Pak workers have suffered multiple 9/11s
Multan 1978: police opened fire on the unarmed workers. According to official reports, 14 workers were killed. Mussawat reported 22 deaths. However, the Workers Action Committee estimated that 133 workers were killed and over 400 were injured
On 9/11 this year, while a factory fire in Karachi claimed 300 lives, another 27 workers were burnt to death in Lahore in a similar incident. The trade union leadership and activists have termed it the 9/11 of the Pakistani workers. And rightly so. The only difference with the US’ 9/11 is the state backing for terrorism in the case of the Karachi and Lahore infernos.
While 9/11 in New York was perpetrated by a secretive bunch of fanatics, the twin tragedies on 9/11 in Karachi and Lahore were jointly executed by provincial governments, factory bosses and labour departments.[Needs some explanation]
However, this is not the first time Pakistani workers have met their 9/11s:
9/11 in Lahore [Jan 2012]: Twenty-eight workers were killed, mostly women, when a three-storey factory building owned by a pharmaceutical company caved in after a huge blast in Kharak, Lahore. The huge blast was apparently caused either by the boiler or by gas cylinders in the boiler section of the factory. The building collapsed trapping over 50 workers, most of them young women and child labor. The factory was located in a residential area and the blast also destroyed an adjacent house and partially damaged another.

• EXERCISE TASKS:
[A] Check each statement against the article on Pakistani workers. For each one, answer yes or no, and quote the exact words from the article that settle it.
(i) Official reports put the number of workers killed in Multan in 1978 at 14.
(ii) The Karachi factory fire on 9/11 claimed 27 lives.
(iii) The factory in Kharak stood in an industrial zone.
[B] Copy the article on Pakistani workers word for word, starting at "Pak workers have" and ending at "and Lahore infernos.".
[C] Write the next part of the article on Pakistani workers, picking up right after its last sentence.
These lines have no connection to the article on Pakistani workers.

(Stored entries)

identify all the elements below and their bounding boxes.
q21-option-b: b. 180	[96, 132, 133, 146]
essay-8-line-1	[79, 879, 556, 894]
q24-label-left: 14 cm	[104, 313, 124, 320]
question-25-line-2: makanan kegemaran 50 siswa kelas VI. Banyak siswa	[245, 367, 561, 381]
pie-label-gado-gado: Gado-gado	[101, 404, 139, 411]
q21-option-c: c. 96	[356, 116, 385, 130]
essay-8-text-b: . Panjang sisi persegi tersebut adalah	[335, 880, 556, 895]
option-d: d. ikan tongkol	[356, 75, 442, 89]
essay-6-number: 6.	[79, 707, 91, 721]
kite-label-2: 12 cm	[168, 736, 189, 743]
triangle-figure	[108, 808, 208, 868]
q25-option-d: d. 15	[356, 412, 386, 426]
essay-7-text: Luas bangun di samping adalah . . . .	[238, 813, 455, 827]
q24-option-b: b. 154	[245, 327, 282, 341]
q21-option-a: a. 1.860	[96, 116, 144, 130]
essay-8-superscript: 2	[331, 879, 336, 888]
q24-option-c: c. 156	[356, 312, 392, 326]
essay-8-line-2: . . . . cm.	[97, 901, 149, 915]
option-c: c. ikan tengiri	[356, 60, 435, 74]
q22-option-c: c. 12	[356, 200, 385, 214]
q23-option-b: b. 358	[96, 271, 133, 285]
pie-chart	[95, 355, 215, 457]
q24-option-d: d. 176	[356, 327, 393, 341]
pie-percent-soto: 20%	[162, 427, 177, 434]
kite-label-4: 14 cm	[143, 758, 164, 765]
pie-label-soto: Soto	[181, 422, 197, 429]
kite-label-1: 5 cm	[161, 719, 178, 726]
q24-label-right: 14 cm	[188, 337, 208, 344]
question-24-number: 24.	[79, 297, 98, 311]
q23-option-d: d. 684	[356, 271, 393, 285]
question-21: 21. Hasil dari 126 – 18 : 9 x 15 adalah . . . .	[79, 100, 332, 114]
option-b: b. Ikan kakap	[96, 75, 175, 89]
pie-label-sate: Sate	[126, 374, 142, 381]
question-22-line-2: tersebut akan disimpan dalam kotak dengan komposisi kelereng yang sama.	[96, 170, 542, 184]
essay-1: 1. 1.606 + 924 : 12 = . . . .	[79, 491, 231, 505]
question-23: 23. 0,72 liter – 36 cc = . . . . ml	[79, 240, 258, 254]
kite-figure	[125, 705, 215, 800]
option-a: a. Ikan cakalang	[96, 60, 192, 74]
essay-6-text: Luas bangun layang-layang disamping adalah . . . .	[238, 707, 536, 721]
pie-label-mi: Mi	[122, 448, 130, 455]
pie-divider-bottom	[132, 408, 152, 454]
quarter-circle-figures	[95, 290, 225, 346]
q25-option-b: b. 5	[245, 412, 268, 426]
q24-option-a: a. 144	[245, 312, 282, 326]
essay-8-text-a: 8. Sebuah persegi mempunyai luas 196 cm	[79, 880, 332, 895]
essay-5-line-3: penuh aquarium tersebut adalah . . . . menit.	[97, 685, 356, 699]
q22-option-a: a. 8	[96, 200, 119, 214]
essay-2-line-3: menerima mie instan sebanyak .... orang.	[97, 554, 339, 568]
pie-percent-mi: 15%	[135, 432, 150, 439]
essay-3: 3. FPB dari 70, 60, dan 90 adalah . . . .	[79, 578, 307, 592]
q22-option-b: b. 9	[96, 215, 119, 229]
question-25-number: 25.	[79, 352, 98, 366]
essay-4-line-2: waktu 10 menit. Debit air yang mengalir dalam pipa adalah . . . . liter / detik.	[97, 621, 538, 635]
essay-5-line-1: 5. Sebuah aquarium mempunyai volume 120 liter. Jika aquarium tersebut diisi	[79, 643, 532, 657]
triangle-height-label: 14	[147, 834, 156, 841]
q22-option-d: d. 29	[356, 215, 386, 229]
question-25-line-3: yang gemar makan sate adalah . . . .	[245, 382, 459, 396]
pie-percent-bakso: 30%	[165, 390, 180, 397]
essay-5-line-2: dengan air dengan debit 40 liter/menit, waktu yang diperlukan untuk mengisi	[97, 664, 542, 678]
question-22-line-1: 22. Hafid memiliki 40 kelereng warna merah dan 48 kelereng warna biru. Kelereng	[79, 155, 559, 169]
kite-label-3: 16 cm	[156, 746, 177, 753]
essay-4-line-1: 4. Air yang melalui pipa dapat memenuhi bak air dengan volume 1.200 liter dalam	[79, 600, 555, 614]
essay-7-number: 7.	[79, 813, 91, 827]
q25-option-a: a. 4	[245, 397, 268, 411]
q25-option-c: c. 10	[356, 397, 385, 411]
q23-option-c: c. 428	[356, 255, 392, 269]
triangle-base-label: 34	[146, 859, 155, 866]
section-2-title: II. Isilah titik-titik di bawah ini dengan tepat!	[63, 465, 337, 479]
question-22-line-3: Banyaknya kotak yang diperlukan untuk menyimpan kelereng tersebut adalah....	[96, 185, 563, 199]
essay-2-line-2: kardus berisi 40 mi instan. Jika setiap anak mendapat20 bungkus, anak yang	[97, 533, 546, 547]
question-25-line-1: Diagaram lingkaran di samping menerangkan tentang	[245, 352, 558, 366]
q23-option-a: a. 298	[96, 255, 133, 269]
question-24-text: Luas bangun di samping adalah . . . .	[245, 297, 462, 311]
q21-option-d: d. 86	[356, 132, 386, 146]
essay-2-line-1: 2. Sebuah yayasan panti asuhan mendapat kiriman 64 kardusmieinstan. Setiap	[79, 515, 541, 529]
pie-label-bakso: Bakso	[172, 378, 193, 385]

• EXERCISE ANSWERS:
[A]
(i) Yes: "According to official reports, 14 workers were killed."
(ii) No: "a factory fire in Karachi claimed 300 lives"
(iii) No: "The factory was located in a residential area"

[B]
Pak workers have suffered multiple 9/11s
Multan 1978: police opened fire on the unarmed workers. According to official reports, 14 workers were killed. Mussawat reported 22 deaths. However, the Workers Action Committee estimated that 133 workers were killed and over 400 were injured
On 9/11 this year, while a factory fire in Karachi claimed 300 lives, another 27 workers were burnt to death in Lahore in a similar incident. The trade union leadership and activists have termed it the 9/11 of the Pakistani workers. And rightly so. The only difference with the US’ 9/11 is the state backing for terrorism in the case of the Karachi and Lahore infernos.

[C]
The gutted factory, Orient Labs (Pvt) Ltd. dealing in veterinary injections, had been sealed by government agencies at least twice in the past. It was illegally operating in the area and residents had filed a case in a civil court seeking closure of the factory because it was in the residential area. There are hundreds of such small factories operating in residential areas and violating all the labour laws. The workers at this factory were paid Rupees 3000, to 5000. They were working over 12 hours and no facility of proper toilet was available at the factory. [After this tragedy, a ban on the labour inspections was lifted].
9/11 in Multan [1978]: On January 2, 1978 police gunned down unarmed workers at the Colony Textile Mills. The Colony Textile Mills carnage remains the most horrible event in the country’s trade union history. It was General Zia’s puritan message to Pakistani workers who had embraced infidel socialist ideals. After the military coup in July 1977, traders and industrialists were expecting a reversal of Bhutto-era nationalization. They had ardently supported the anti-Bhutto campaign. General Zia was equally keen to return the favour in kind by returning factories to their previous owners who immediately reduced workers’ wages and benefits or fired them outright.
The 13, 000 workers at Multan’s Colony Textile Mills felt threatened by the official encouragement of the bosses. Since the toppling of the Bhutto government they had not received their bonus even though the mills’ production and profits were growing. Incidentally, Mughees A. Sheikh, the mill owner, had a cordial relationship with General Zia, a relationship cultivated when the latter was Corps Commander in Multan. It was perhaps because of this cordial relationship with the country’s anti-worker dictator that the millowner ignored the workers’ demands with poise.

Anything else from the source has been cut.